GIVEN INSTRUCTION
Restate the full set of records exactly, word for word.

##############################

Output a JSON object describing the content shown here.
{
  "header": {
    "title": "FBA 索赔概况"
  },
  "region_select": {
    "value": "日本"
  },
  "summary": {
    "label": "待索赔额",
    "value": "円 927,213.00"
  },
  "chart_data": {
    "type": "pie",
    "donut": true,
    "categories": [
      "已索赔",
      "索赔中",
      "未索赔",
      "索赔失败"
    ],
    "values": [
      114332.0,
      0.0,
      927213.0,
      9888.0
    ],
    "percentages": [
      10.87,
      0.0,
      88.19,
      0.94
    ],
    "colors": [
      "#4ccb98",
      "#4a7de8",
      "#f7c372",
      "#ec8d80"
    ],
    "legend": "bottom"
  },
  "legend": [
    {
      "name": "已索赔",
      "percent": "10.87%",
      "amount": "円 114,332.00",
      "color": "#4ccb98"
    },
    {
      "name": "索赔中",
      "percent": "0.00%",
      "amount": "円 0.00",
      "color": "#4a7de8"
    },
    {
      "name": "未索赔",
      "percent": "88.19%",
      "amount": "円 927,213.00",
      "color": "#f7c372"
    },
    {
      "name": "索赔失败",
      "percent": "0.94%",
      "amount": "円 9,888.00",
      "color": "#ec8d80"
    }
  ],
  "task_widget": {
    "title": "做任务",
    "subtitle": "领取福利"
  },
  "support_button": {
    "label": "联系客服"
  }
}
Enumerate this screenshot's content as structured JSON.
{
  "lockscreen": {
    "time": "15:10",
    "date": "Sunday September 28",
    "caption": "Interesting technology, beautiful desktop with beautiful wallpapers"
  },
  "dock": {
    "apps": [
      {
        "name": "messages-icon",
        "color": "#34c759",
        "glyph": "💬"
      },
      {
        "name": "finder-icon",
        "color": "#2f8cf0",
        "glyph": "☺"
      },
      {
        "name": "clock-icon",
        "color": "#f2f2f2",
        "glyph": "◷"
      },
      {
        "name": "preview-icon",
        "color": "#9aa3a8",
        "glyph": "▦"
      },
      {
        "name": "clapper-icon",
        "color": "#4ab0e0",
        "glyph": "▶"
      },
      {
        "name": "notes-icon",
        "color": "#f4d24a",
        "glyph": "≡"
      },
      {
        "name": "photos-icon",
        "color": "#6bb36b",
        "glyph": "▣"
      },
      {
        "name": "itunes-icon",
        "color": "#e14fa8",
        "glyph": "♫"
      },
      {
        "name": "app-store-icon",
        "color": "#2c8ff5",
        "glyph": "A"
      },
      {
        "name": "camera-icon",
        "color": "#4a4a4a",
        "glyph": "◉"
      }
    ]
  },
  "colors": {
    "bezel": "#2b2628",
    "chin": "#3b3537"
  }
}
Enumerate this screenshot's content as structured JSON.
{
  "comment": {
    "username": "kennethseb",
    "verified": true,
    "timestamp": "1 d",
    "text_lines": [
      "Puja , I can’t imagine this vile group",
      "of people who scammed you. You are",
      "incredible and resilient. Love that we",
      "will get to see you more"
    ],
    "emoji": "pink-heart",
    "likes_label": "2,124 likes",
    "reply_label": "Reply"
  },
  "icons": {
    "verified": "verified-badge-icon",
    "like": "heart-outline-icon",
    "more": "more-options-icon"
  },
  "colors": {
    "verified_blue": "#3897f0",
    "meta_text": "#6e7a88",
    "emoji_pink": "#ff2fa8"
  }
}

##############################

TASK SOLUTION
Output a JSON object describing the content shown here.
{
  "header": {
    "title": "FBA 索赔概况"
  },
  "region_select": {
    "value": "日本"
  },
  "summary": {
    "label": "待索赔额",
    "value": "円 927,213.00"
  },
  "chart_data": {
    "type": "pie",
    "donut": true,
    "categories": [
      "已索赔",
      "索赔中",
      "未索赔",
      "索赔失败"
    ],
    "values": [
      114332.0,
      0.0,
      927213.0,
      9888.0
    ],
    "percentages": [
      10.87,
      0.0,
      88.19,
      0.94
    ],
    "colors": [
      "#4ccb98",
      "#4a7de8",
      "#f7c372",
      "#ec8d80"
    ],
    "legend": "bottom"
  },
  "legend": [
    {
      "name": "已索赔",
      "percent": "10.87%",
      "amount": "円 114,332.00",
      "color": "#4ccb98"
    },
    {
      "name": "索赔中",
      "percent": "0.00%",
      "amount": "円 0.00",
      "color": "#4a7de8"
    },
    {
      "name": "未索赔",
      "percent": "88.19%",
      "amount": "円 927,213.00",
      "color": "#f7c372"
    },
    {
      "name": "索赔失败",
      "percent": "0.94%",
      "amount": "円 9,888.00",
      "color": "#ec8d80"
    }
  ],
  "task_widget": {
    "title": "做任务",
    "subtitle": "领取福利"
  },
  "support_button": {
    "label": "联系客服"
  }
}
Enumerate this screenshot's content as structured JSON.
{
  "lockscreen": {
    "time": "15:10",
    "date": "Sunday September 28",
    "caption": "Interesting technology, beautiful desktop with beautiful wallpapers"
  },
  "dock": {
    "apps": [
      {
        "name": "messages-icon",
        "color": "#34c759",
        "glyph": "💬"
      },
      {
        "name": "finder-icon",
        "color": "#2f8cf0",
        "glyph": "☺"
      },
      {
        "name": "clock-icon",
        "color": "#f2f2f2",
        "glyph": "◷"
      },
      {
        "name": "preview-icon",
        "color": "#9aa3a8",
        "glyph": "▦"
      },
      {
        "name": "clapper-icon",
        "color": "#4ab0e0",
        "glyph": "▶"
      },
      {
        "name": "notes-icon",
        "color": "#f4d24a",
        "glyph": "≡"
      },
      {
        "name": "photos-icon",
        "color": "#6bb36b",
        "glyph": "▣"
      },
      {
        "name": "itunes-icon",
        "color": "#e14fa8",
        "glyph": "♫"
      },
      {
        "name": "app-store-icon",
        "color": "#2c8ff5",
        "glyph": "A"
      },
      {
        "name": "camera-icon",
        "color": "#4a4a4a",
        "glyph": "◉"
      }
    ]
  },
  "colors": {
    "bezel": "#2b2628",
    "chin": "#3b3537"
  }
}
Enumerate this screenshot's content as structured JSON.
{
  "comment": {
    "username": "kennethseb",
    "verified": true,
    "timestamp": "1 d",
    "text_lines": [
      "Puja , I can’t imagine this vile group",
      "of people who scammed you. You are",
      "incredible and resilient. Love that we",
      "will get to see you more"
    ],
    "emoji": "pink-heart",
    "likes_label": "2,124 likes",
    "reply_label": "Reply"
  },
  "icons": {
    "verified": "verified-badge-icon",
    "like": "heart-outline-icon",
    "more": "more-options-icon"
  },
  "colors": {
    "verified_blue": "#3897f0",
    "meta_text": "#6e7a88",
    "emoji_pink": "#ff2fa8"
  }
}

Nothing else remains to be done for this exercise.